Task 1 :: In the passage on myeloma drug targets, what does BCMA stand for?
Task 2 :: Reproduce the passage on myeloma drug targets word for word, from "For example, one" up to and including "effective, very specific.".
Task 3 :: Write what comes next in the passage on myeloma drug targets, picking up after its final sentence.

[Opening Document segment section]

For example, one of the markers is CD38. There is a monoclonal antibody. There are actually two monoclonal antibodies. Daratumumab (Darzalex), rituximab (Rituxan) that are FDA-approved, but there are other ways of targeting CD38, for example, CD38 targeting CAR-T cells, CD38 targeting antibody drug conjugates, etcetera. So CD38 is one important part. A very, very, very important thing in the past one year or a year-and-a-half has been what’s called B-C-M-A, B cell maturation antigen. BCMA is another target on plasma cells. Very effective, very specific.

So there are many, many drugs that are available and becoming available to target BCMA. Right now, there are three drugs that are FDA-approved that can target BCMA. Two of them are CAR-T cells, a particular way of going after BCMA in which the body’s own T cells are collected. These are not stem cells, these are T cells, T lymphocytes, these T cells are collected, they are actually genetically modified to go and fight against the BCMA, and then those modified T cells are multiplied in the lab and given to the person as a drug, they go and seek the plasma cells because of BCMA kill them harnessing the body’s immune system.

So there are two CAR-T cells against BCMA, one called ide-cel (Abecma) and one called cilta-cel (Avekti). There has recently been available a bispecific antibody against BCMA, we call it bispecific because it connects to BCMA from one end and from a second it connects to the body’s T cells again, bring the T cells close to the plasma cells to kill them. Then bispecific antibodies called teclistamab (Tecvayli). And until recently there was another drug available against BCMA which was what’s called an antibody drug conjugate. This drug is called belantamab (Blenrep) for the timing, belantamab has been removed or withdrawn from the market in the U.S., but there are ongoing clinical trials and down the road, it may come back again.

Now, antibody drug conjugate is another way of targeting something in which there is a seeker for the BCMA in this case, and it has a payload of some kind of a toxin, so that when the drug connects to the plasma cell through the BCMA in this case, that toxin is released, it can kill the cell, so either we harness the body’s immune cells, the T cells by CAR-T or bispecific, or we kill the cell by releasing a toxic payload from a drug, antibody drug conjugate, these are all different methods of targeting the myeloma cell. So I talked to you about monoclonal bispecific CAR-T and ADC as different strategies, CD38 and BCMA, some of these strategies are available, but there are other targets which are very exciting and new drugs are being developed against them, two of the very interesting targets there one is called GPRC5D, and the other is FcRH5.

[Closing Document segment section]
[Opening Given records section]

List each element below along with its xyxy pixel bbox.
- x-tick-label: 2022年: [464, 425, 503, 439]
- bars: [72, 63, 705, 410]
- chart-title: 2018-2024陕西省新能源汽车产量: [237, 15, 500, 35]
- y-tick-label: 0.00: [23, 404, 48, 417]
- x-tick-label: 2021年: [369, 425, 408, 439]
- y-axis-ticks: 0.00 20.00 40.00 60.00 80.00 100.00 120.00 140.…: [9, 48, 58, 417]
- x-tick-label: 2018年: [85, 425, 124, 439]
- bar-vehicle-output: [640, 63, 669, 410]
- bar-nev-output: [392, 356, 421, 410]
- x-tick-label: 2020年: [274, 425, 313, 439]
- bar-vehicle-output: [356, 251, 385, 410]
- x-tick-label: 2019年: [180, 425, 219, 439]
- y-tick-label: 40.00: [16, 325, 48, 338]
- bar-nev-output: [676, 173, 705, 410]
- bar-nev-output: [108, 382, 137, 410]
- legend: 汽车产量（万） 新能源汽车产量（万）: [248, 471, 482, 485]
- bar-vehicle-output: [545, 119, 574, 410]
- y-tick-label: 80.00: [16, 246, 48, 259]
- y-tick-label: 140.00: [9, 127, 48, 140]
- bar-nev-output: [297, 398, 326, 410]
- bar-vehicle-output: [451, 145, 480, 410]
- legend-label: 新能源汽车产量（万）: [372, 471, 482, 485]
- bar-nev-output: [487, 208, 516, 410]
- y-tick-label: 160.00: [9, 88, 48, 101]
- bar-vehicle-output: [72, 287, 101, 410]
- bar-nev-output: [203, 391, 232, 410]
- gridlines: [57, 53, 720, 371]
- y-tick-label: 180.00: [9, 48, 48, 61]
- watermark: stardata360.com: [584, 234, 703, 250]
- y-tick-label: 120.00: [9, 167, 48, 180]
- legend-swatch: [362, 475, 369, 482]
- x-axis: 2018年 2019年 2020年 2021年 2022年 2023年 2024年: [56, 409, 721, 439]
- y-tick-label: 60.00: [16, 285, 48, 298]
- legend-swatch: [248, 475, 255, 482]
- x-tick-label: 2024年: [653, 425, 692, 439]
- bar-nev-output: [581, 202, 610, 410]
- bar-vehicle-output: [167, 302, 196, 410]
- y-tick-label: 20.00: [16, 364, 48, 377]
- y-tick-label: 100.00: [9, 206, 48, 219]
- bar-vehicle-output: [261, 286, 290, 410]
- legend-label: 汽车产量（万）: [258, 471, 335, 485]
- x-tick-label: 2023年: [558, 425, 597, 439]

[Closing Given records section]

Task result 1 :: B cell maturation antigen

Task result 2 ::
For example, one of the markers is CD38. There is a monoclonal antibody. There are actually two monoclonal antibodies. Daratumumab (Darzalex), rituximab (Rituxan) that are FDA-approved, but there are other ways of targeting CD38, for example, CD38 targeting CAR-T cells, CD38 targeting antibody drug conjugates, etcetera. So CD38 is one important part. A very, very, very important thing in the past one year or a year-and-a-half has been what’s called B-C-M-A, B cell maturation antigen. BCMA is another target on plasma cells. Very effective, very specific.

Task result 3 ::
These GPR5CD or FcRH5 are two different targets on myeloma cells. No drugs are currently FDA-approved, but they are being developed very rapidly, and we have a couple of extremely promising agents which will be coming down the pipe. And you also mentioned something called cell mods. Cell mods are some newer drugs in the family of what’s called IMiDs or immunomodulators, in which our patients may be aware of thalidomide (Thalomid), lenalidomide (Revlimid), and pomalidomide (Pomalyst). The cell mods are kind of the same family, and there are a couple of them that are also being developed.

So why is this important for everybody, whether they are newly diagnosed or relapsed or long-term survivor with myeloma, because this tells you that not only are we getting newer drugs in the same classes, we are also getting brand new classes of drugs, and you can imagine that means that those brand new strategies are ways to target the plasma cell, we know cancer cells are smart and they develop invasive mechanisms to become resistant to drugs, but every time something gets resistant if we have a brand new mechanism to go against the disease, but that’s exciting because that’s why we are seeing deeper responses, even in very heavily pre-treated patients, because we are using newer specific, relatively safe, convenient strategies to going after the plasma cell.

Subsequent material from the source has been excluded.